#### [Brief]
Return each line holding the string "para".

#### [Task data]
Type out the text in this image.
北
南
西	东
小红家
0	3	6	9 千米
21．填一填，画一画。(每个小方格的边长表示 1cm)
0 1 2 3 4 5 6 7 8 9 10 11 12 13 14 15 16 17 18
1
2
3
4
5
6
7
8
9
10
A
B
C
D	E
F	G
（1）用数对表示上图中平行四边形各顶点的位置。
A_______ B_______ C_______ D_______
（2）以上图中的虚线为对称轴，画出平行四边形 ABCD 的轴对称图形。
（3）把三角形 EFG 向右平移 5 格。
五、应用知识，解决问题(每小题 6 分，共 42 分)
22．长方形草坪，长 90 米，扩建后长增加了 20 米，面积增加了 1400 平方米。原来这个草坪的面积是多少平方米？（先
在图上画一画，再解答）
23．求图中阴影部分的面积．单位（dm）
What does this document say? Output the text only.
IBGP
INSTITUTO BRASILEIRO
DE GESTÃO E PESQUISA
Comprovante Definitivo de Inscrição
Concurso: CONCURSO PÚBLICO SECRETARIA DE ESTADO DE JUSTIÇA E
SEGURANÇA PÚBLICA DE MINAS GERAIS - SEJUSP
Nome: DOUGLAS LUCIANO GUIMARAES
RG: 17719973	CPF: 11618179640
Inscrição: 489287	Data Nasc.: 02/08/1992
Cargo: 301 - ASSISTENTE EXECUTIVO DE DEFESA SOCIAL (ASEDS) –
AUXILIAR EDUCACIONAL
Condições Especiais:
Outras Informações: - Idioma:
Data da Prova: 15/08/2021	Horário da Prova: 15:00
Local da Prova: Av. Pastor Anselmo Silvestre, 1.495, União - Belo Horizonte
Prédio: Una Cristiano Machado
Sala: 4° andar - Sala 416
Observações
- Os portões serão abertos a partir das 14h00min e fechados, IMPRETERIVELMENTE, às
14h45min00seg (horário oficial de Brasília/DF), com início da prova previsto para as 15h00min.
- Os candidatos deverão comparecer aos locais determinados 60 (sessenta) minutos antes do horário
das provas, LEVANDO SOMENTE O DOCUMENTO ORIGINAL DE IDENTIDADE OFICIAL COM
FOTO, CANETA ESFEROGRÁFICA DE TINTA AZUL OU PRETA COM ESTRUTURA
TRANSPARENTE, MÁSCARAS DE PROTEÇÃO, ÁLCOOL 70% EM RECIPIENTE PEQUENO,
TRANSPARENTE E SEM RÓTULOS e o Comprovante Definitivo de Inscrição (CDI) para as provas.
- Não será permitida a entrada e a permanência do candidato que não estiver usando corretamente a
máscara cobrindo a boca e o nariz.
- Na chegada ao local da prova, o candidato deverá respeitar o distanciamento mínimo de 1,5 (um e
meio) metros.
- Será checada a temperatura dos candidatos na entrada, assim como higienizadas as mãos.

#### [Answer in full]
14h45min00seg (horário oficial de Brasília/DF), com início da prova previsto para as 15h00min.
TRANSPARENTE E SEM RÓTULOS e o Comprovante Definitivo de Inscrição (CDI) para as provas.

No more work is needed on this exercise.